• _Written instruction_
Extract every record, keeping each one exactly as it is.

◇ ◇ ◇ ◇

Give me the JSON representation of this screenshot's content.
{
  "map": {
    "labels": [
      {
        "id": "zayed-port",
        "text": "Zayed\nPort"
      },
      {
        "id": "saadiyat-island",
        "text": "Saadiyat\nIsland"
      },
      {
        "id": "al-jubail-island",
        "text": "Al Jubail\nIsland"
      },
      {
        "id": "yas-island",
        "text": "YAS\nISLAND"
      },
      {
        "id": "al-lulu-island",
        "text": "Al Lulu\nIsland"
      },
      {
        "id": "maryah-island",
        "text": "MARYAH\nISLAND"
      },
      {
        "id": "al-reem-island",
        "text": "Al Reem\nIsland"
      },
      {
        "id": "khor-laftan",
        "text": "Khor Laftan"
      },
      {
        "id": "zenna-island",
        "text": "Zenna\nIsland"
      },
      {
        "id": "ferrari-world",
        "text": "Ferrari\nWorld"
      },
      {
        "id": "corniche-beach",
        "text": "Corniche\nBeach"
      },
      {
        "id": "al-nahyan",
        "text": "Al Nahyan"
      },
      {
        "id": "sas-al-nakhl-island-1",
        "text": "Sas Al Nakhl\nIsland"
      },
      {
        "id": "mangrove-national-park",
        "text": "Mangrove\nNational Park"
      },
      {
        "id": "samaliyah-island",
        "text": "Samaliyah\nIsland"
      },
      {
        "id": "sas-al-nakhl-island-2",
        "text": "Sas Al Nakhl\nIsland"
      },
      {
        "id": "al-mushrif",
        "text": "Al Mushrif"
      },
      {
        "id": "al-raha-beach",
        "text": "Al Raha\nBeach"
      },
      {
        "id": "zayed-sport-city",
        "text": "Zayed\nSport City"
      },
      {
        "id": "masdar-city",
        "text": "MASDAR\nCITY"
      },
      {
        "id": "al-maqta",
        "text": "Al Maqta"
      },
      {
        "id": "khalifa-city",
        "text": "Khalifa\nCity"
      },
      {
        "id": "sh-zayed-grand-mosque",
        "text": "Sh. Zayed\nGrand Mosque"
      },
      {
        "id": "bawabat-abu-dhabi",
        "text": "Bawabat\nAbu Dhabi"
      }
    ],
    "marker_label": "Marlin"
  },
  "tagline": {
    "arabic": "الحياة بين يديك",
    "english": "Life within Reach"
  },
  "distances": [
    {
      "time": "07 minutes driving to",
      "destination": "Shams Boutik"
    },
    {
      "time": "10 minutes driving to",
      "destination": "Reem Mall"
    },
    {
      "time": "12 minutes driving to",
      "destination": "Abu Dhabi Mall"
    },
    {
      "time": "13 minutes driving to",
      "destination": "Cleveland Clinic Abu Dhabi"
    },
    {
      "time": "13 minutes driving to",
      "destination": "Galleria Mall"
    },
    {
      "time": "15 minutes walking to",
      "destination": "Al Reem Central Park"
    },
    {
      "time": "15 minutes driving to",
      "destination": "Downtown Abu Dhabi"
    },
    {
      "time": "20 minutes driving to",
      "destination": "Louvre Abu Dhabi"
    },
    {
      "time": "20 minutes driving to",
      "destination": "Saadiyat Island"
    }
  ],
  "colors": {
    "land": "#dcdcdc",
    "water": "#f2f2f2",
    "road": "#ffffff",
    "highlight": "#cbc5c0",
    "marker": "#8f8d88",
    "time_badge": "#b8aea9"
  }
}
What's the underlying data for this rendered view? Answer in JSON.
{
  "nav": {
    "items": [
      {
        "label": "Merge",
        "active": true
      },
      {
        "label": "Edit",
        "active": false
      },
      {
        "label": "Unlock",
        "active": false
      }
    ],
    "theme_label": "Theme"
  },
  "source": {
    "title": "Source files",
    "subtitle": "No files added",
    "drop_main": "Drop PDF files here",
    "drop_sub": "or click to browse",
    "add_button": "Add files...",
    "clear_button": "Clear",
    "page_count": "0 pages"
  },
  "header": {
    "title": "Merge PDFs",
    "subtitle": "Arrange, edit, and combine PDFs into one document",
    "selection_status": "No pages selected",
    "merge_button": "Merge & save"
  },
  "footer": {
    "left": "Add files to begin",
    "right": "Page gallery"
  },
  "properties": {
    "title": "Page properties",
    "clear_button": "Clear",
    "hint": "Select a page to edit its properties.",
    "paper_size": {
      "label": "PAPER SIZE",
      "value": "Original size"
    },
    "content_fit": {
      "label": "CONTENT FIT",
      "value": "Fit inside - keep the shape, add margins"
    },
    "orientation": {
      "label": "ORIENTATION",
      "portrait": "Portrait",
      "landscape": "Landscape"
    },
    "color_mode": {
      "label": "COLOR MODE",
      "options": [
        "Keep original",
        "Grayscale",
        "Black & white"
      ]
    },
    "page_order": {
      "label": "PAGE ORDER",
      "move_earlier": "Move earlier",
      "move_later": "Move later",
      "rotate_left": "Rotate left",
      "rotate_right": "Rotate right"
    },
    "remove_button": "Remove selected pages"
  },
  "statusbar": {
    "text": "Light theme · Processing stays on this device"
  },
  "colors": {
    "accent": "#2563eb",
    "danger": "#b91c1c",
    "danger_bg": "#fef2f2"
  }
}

◇ ◇ ◇ ◇

• _Response to the exercise_
Give me the JSON representation of this screenshot's content.
{
  "map": {
    "labels": [
      {
        "id": "zayed-port",
        "text": "Zayed\nPort"
      },
      {
        "id": "saadiyat-island",
        "text": "Saadiyat\nIsland"
      },
      {
        "id": "al-jubail-island",
        "text": "Al Jubail\nIsland"
      },
      {
        "id": "yas-island",
        "text": "YAS\nISLAND"
      },
      {
        "id": "al-lulu-island",
        "text": "Al Lulu\nIsland"
      },
      {
        "id": "maryah-island",
        "text": "MARYAH\nISLAND"
      },
      {
        "id": "al-reem-island",
        "text": "Al Reem\nIsland"
      },
      {
        "id": "khor-laftan",
        "text": "Khor Laftan"
      },
      {
        "id": "zenna-island",
        "text": "Zenna\nIsland"
      },
      {
        "id": "ferrari-world",
        "text": "Ferrari\nWorld"
      },
      {
        "id": "corniche-beach",
        "text": "Corniche\nBeach"
      },
      {
        "id": "al-nahyan",
        "text": "Al Nahyan"
      },
      {
        "id": "sas-al-nakhl-island-1",
        "text": "Sas Al Nakhl\nIsland"
      },
      {
        "id": "mangrove-national-park",
        "text": "Mangrove\nNational Park"
      },
      {
        "id": "samaliyah-island",
        "text": "Samaliyah\nIsland"
      },
      {
        "id": "sas-al-nakhl-island-2",
        "text": "Sas Al Nakhl\nIsland"
      },
      {
        "id": "al-mushrif",
        "text": "Al Mushrif"
      },
      {
        "id": "al-raha-beach",
        "text": "Al Raha\nBeach"
      },
      {
        "id": "zayed-sport-city",
        "text": "Zayed\nSport City"
      },
      {
        "id": "masdar-city",
        "text": "MASDAR\nCITY"
      },
      {
        "id": "al-maqta",
        "text": "Al Maqta"
      },
      {
        "id": "khalifa-city",
        "text": "Khalifa\nCity"
      },
      {
        "id": "sh-zayed-grand-mosque",
        "text": "Sh. Zayed\nGrand Mosque"
      },
      {
        "id": "bawabat-abu-dhabi",
        "text": "Bawabat\nAbu Dhabi"
      }
    ],
    "marker_label": "Marlin"
  },
  "tagline": {
    "arabic": "الحياة بين يديك",
    "english": "Life within Reach"
  },
  "distances": [
    {
      "time": "07 minutes driving to",
      "destination": "Shams Boutik"
    },
    {
      "time": "10 minutes driving to",
      "destination": "Reem Mall"
    },
    {
      "time": "12 minutes driving to",
      "destination": "Abu Dhabi Mall"
    },
    {
      "time": "13 minutes driving to",
      "destination": "Cleveland Clinic Abu Dhabi"
    },
    {
      "time": "13 minutes driving to",
      "destination": "Galleria Mall"
    },
    {
      "time": "15 minutes walking to",
      "destination": "Al Reem Central Park"
    },
    {
      "time": "15 minutes driving to",
      "destination": "Downtown Abu Dhabi"
    },
    {
      "time": "20 minutes driving to",
      "destination": "Louvre Abu Dhabi"
    },
    {
      "time": "20 minutes driving to",
      "destination": "Saadiyat Island"
    }
  ],
  "colors": {
    "land": "#dcdcdc",
    "water": "#f2f2f2",
    "road": "#ffffff",
    "highlight": "#cbc5c0",
    "marker": "#8f8d88",
    "time_badge": "#b8aea9"
  }
}
What's the underlying data for this rendered view? Answer in JSON.
{
  "nav": {
    "items": [
      {
        "label": "Merge",
        "active": true
      },
      {
        "label": "Edit",
        "active": false
      },
      {
        "label": "Unlock",
        "active": false
      }
    ],
    "theme_label": "Theme"
  },
  "source": {
    "title": "Source files",
    "subtitle": "No files added",
    "drop_main": "Drop PDF files here",
    "drop_sub": "or click to browse",
    "add_button": "Add files...",
    "clear_button": "Clear",
    "page_count": "0 pages"
  },
  "header": {
    "title": "Merge PDFs",
    "subtitle": "Arrange, edit, and combine PDFs into one document",
    "selection_status": "No pages selected",
    "merge_button": "Merge & save"
  },
  "footer": {
    "left": "Add files to begin",
    "right": "Page gallery"
  },
  "properties": {
    "title": "Page properties",
    "clear_button": "Clear",
    "hint": "Select a page to edit its properties.",
    "paper_size": {
      "label": "PAPER SIZE",
      "value": "Original size"
    },
    "content_fit": {
      "label": "CONTENT FIT",
      "value": "Fit inside - keep the shape, add margins"
    },
    "orientation": {
      "label": "ORIENTATION",
      "portrait": "Portrait",
      "landscape": "Landscape"
    },
    "color_mode": {
      "label": "COLOR MODE",
      "options": [
        "Keep original",
        "Grayscale",
        "Black & white"
      ]
    },
    "page_order": {
      "label": "PAGE ORDER",
      "move_earlier": "Move earlier",
      "move_later": "Move later",
      "rotate_left": "Rotate left",
      "rotate_right": "Rotate right"
    },
    "remove_button": "Remove selected pages"
  },
  "statusbar": {
    "text": "Light theme · Processing stays on this device"
  },
  "colors": {
    "accent": "#2563eb",
    "danger": "#b91c1c",
    "danger_bg": "#fef2f2"
  }
}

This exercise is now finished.